GOAL OF THE EXERCISE
Write out the whole listing word for word.

ENTRIES SHOWN
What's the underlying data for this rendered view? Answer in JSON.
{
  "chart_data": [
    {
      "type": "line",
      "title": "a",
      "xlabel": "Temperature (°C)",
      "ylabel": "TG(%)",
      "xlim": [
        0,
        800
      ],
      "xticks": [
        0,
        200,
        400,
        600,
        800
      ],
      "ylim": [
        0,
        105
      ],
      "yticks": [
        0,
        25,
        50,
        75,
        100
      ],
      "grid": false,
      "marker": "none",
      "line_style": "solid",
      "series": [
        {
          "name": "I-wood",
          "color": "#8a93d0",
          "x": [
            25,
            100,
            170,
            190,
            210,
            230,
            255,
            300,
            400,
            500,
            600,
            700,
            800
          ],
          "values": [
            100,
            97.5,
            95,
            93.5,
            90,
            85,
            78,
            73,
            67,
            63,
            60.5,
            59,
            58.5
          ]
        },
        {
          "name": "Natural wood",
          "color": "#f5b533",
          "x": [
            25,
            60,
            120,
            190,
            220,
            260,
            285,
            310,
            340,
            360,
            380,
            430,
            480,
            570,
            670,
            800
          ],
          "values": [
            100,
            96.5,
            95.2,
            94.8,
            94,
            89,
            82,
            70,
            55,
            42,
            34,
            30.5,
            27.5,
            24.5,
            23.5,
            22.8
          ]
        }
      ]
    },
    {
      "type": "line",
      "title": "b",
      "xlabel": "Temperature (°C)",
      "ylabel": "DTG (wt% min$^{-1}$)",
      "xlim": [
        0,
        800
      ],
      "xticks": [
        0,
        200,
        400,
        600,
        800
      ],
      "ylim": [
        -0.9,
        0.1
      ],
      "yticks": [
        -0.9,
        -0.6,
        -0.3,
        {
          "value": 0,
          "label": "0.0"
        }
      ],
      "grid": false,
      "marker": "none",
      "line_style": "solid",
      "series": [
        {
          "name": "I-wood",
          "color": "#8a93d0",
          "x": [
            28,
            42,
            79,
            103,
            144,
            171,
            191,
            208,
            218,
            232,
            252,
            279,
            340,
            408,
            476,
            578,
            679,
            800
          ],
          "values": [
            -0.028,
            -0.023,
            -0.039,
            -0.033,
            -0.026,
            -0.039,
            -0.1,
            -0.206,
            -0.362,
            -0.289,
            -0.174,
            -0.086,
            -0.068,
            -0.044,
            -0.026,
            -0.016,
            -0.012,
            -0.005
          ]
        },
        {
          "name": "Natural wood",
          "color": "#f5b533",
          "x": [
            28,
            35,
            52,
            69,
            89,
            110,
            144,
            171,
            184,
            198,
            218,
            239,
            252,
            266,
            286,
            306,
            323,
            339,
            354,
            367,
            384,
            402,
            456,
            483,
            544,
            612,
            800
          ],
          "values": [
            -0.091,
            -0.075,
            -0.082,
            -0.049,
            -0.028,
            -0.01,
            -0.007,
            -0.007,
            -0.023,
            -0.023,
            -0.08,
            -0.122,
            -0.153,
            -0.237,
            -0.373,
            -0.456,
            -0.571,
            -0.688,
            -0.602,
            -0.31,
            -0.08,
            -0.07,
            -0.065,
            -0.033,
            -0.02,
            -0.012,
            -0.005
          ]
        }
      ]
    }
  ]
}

WORKED SOLUTION
What's the underlying data for this rendered view? Answer in JSON.
{
  "chart_data": [
    {
      "type": "line",
      "title": "a",
      "xlabel": "Temperature (°C)",
      "ylabel": "TG(%)",
      "xlim": [
        0,
        800
      ],
      "xticks": [
        0,
        200,
        400,
        600,
        800
      ],
      "ylim": [
        0,
        105
      ],
      "yticks": [
        0,
        25,
        50,
        75,
        100
      ],
      "grid": false,
      "marker": "none",
      "line_style": "solid",
      "series": [
        {
          "name": "I-wood",
          "color": "#8a93d0",
          "x": [
            25,
            100,
            170,
            190,
            210,
            230,
            255,
            300,
            400,
            500,
            600,
            700,
            800
          ],
          "values": [
            100,
            97.5,
            95,
            93.5,
            90,
            85,
            78,
            73,
            67,
            63,
            60.5,
            59,
            58.5
          ]
        },
        {
          "name": "Natural wood",
          "color": "#f5b533",
          "x": [
            25,
            60,
            120,
            190,
            220,
            260,
            285,
            310,
            340,
            360,
            380,
            430,
            480,
            570,
            670,
            800
          ],
          "values": [
            100,
            96.5,
            95.2,
            94.8,
            94,
            89,
            82,
            70,
            55,
            42,
            34,
            30.5,
            27.5,
            24.5,
            23.5,
            22.8
          ]
        }
      ]
    },
    {
      "type": "line",
      "title": "b",
      "xlabel": "Temperature (°C)",
      "ylabel": "DTG (wt% min$^{-1}$)",
      "xlim": [
        0,
        800
      ],
      "xticks": [
        0,
        200,
        400,
        600,
        800
      ],
      "ylim": [
        -0.9,
        0.1
      ],
      "yticks": [
        -0.9,
        -0.6,
        -0.3,
        {
          "value": 0,
          "label": "0.0"
        }
      ],
      "grid": false,
      "marker": "none",
      "line_style": "solid",
      "series": [
        {
          "name": "I-wood",
          "color": "#8a93d0",
          "x": [
            28,
            42,
            79,
            103,
            144,
            171,
            191,
            208,
            218,
            232,
            252,
            279,
            340,
            408,
            476,
            578,
            679,
            800
          ],
          "values": [
            -0.028,
            -0.023,
            -0.039,
            -0.033,
            -0.026,
            -0.039,
            -0.1,
            -0.206,
            -0.362,
            -0.289,
            -0.174,
            -0.086,
            -0.068,
            -0.044,
            -0.026,
            -0.016,
            -0.012,
            -0.005
          ]
        },
        {
          "name": "Natural wood",
          "color": "#f5b533",
          "x": [
            28,
            35,
            52,
            69,
            89,
            110,
            144,
            171,
            184,
            198,
            218,
            239,
            252,
            266,
            286,
            306,
            323,
            339,
            354,
            367,
            384,
            402,
            456,
            483,
            544,
            612,
            800
          ],
          "values": [
            -0.091,
            -0.075,
            -0.082,
            -0.049,
            -0.028,
            -0.01,
            -0.007,
            -0.007,
            -0.023,
            -0.023,
            -0.08,
            -0.122,
            -0.153,
            -0.237,
            -0.373,
            -0.456,
            -0.571,
            -0.688,
            -0.602,
            -0.31,
            -0.08,
            -0.07,
            -0.065,
            -0.033,
            -0.02,
            -0.012,
            -0.005
          ]
        }
      ]
    }
  ]
}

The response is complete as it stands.